Written request: Restate the full set of records exactly, word for word.

Records for processing:
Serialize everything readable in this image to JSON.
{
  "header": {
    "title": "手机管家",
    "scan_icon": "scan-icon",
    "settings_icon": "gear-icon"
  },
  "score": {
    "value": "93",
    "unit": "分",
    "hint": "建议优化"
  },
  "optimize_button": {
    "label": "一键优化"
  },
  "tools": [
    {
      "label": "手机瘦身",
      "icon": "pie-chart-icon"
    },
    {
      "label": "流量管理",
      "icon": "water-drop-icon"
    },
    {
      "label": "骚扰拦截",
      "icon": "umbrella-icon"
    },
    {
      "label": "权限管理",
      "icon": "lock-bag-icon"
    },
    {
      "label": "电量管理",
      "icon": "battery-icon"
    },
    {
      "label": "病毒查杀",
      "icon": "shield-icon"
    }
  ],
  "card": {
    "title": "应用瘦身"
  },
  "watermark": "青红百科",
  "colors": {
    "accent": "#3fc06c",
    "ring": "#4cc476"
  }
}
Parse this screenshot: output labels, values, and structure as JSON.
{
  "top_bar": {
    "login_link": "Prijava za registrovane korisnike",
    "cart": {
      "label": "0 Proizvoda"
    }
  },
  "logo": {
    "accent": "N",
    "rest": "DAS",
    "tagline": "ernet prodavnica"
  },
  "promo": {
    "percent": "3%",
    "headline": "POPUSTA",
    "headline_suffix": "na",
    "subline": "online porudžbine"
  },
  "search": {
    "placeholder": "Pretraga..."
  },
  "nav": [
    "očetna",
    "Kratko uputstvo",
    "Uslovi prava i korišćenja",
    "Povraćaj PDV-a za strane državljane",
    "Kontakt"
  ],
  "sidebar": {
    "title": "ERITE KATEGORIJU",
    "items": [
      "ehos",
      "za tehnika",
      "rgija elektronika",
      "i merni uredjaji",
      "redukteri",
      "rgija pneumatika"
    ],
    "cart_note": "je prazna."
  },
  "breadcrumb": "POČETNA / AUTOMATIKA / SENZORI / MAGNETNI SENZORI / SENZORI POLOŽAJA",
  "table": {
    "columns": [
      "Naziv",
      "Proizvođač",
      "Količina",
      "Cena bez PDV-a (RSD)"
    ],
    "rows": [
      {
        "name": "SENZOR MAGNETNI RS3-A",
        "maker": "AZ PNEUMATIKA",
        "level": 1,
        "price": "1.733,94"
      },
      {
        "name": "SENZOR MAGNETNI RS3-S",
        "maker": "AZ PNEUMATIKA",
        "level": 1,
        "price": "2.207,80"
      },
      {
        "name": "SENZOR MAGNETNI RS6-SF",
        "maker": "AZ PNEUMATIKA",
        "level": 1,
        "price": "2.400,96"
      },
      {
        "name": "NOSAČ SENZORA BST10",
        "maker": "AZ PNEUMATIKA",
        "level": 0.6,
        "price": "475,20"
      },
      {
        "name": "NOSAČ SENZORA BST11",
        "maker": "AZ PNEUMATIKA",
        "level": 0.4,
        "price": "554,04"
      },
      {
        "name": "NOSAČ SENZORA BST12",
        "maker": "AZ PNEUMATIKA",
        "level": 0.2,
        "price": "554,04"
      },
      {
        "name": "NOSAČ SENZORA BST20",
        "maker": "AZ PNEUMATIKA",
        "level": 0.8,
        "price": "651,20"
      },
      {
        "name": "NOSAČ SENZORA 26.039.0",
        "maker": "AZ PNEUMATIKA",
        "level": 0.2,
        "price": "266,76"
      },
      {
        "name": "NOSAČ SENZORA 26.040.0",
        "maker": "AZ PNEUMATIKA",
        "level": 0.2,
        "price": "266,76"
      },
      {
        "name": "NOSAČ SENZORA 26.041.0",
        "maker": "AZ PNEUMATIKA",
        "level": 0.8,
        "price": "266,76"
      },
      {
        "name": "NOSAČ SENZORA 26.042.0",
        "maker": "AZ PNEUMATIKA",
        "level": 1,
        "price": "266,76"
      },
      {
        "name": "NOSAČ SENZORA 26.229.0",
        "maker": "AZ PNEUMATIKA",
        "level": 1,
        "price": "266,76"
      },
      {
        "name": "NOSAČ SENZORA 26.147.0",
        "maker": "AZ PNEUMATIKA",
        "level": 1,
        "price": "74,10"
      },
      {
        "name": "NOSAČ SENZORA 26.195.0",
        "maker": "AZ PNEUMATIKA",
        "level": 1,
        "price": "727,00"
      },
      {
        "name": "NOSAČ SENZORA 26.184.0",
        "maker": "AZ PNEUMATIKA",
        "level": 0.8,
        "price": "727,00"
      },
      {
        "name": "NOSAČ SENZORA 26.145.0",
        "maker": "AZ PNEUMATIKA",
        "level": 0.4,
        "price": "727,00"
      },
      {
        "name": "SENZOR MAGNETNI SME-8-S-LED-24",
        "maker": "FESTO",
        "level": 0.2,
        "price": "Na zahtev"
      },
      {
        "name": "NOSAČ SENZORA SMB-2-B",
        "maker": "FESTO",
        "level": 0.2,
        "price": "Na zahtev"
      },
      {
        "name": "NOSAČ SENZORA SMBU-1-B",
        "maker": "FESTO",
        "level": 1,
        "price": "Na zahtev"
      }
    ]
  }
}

Output for this task:
Serialize everything readable in this image to JSON.
{
  "header": {
    "title": "手机管家",
    "scan_icon": "scan-icon",
    "settings_icon": "gear-icon"
  },
  "score": {
    "value": "93",
    "unit": "分",
    "hint": "建议优化"
  },
  "optimize_button": {
    "label": "一键优化"
  },
  "tools": [
    {
      "label": "手机瘦身",
      "icon": "pie-chart-icon"
    },
    {
      "label": "流量管理",
      "icon": "water-drop-icon"
    },
    {
      "label": "骚扰拦截",
      "icon": "umbrella-icon"
    },
    {
      "label": "权限管理",
      "icon": "lock-bag-icon"
    },
    {
      "label": "电量管理",
      "icon": "battery-icon"
    },
    {
      "label": "病毒查杀",
      "icon": "shield-icon"
    }
  ],
  "card": {
    "title": "应用瘦身"
  },
  "watermark": "青红百科",
  "colors": {
    "accent": "#3fc06c",
    "ring": "#4cc476"
  }
}
Parse this screenshot: output labels, values, and structure as JSON.
{
  "top_bar": {
    "login_link": "Prijava za registrovane korisnike",
    "cart": {
      "label": "0 Proizvoda"
    }
  },
  "logo": {
    "accent": "N",
    "rest": "DAS",
    "tagline": "ernet prodavnica"
  },
  "promo": {
    "percent": "3%",
    "headline": "POPUSTA",
    "headline_suffix": "na",
    "subline": "online porudžbine"
  },
  "search": {
    "placeholder": "Pretraga..."
  },
  "nav": [
    "očetna",
    "Kratko uputstvo",
    "Uslovi prava i korišćenja",
    "Povraćaj PDV-a za strane državljane",
    "Kontakt"
  ],
  "sidebar": {
    "title": "ERITE KATEGORIJU",
    "items": [
      "ehos",
      "za tehnika",
      "rgija elektronika",
      "i merni uredjaji",
      "redukteri",
      "rgija pneumatika"
    ],
    "cart_note": "je prazna."
  },
  "breadcrumb": "POČETNA / AUTOMATIKA / SENZORI / MAGNETNI SENZORI / SENZORI POLOŽAJA",
  "table": {
    "columns": [
      "Naziv",
      "Proizvođač",
      "Količina",
      "Cena bez PDV-a (RSD)"
    ],
    "rows": [
      {
        "name": "SENZOR MAGNETNI RS3-A",
        "maker": "AZ PNEUMATIKA",
        "level": 1,
        "price": "1.733,94"
      },
      {
        "name": "SENZOR MAGNETNI RS3-S",
        "maker": "AZ PNEUMATIKA",
        "level": 1,
        "price": "2.207,80"
      },
      {
        "name": "SENZOR MAGNETNI RS6-SF",
        "maker": "AZ PNEUMATIKA",
        "level": 1,
        "price": "2.400,96"
      },
      {
        "name": "NOSAČ SENZORA BST10",
        "maker": "AZ PNEUMATIKA",
        "level": 0.6,
        "price": "475,20"
      },
      {
        "name": "NOSAČ SENZORA BST11",
        "maker": "AZ PNEUMATIKA",
        "level": 0.4,
        "price": "554,04"
      },
      {
        "name": "NOSAČ SENZORA BST12",
        "maker": "AZ PNEUMATIKA",
        "level": 0.2,
        "price": "554,04"
      },
      {
        "name": "NOSAČ SENZORA BST20",
        "maker": "AZ PNEUMATIKA",
        "level": 0.8,
        "price": "651,20"
      },
      {
        "name": "NOSAČ SENZORA 26.039.0",
        "maker": "AZ PNEUMATIKA",
        "level": 0.2,
        "price": "266,76"
      },
      {
        "name": "NOSAČ SENZORA 26.040.0",
        "maker": "AZ PNEUMATIKA",
        "level": 0.2,
        "price": "266,76"
      },
      {
        "name": "NOSAČ SENZORA 26.041.0",
        "maker": "AZ PNEUMATIKA",
        "level": 0.8,
        "price": "266,76"
      },
      {
        "name": "NOSAČ SENZORA 26.042.0",
        "maker": "AZ PNEUMATIKA",
        "level": 1,
        "price": "266,76"
      },
      {
        "name": "NOSAČ SENZORA 26.229.0",
        "maker": "AZ PNEUMATIKA",
        "level": 1,
        "price": "266,76"
      },
      {
        "name": "NOSAČ SENZORA 26.147.0",
        "maker": "AZ PNEUMATIKA",
        "level": 1,
        "price": "74,10"
      },
      {
        "name": "NOSAČ SENZORA 26.195.0",
        "maker": "AZ PNEUMATIKA",
        "level": 1,
        "price": "727,00"
      },
      {
        "name": "NOSAČ SENZORA 26.184.0",
        "maker": "AZ PNEUMATIKA",
        "level": 0.8,
        "price": "727,00"
      },
      {
        "name": "NOSAČ SENZORA 26.145.0",
        "maker": "AZ PNEUMATIKA",
        "level": 0.4,
        "price": "727,00"
      },
      {
        "name": "SENZOR MAGNETNI SME-8-S-LED-24",
        "maker": "FESTO",
        "level": 0.2,
        "price": "Na zahtev"
      },
      {
        "name": "NOSAČ SENZORA SMB-2-B",
        "maker": "FESTO",
        "level": 0.2,
        "price": "Na zahtev"
      },
      {
        "name": "NOSAČ SENZORA SMBU-1-B",
        "maker": "FESTO",
        "level": 1,
        "price": "Na zahtev"
      }
    ]
  }
}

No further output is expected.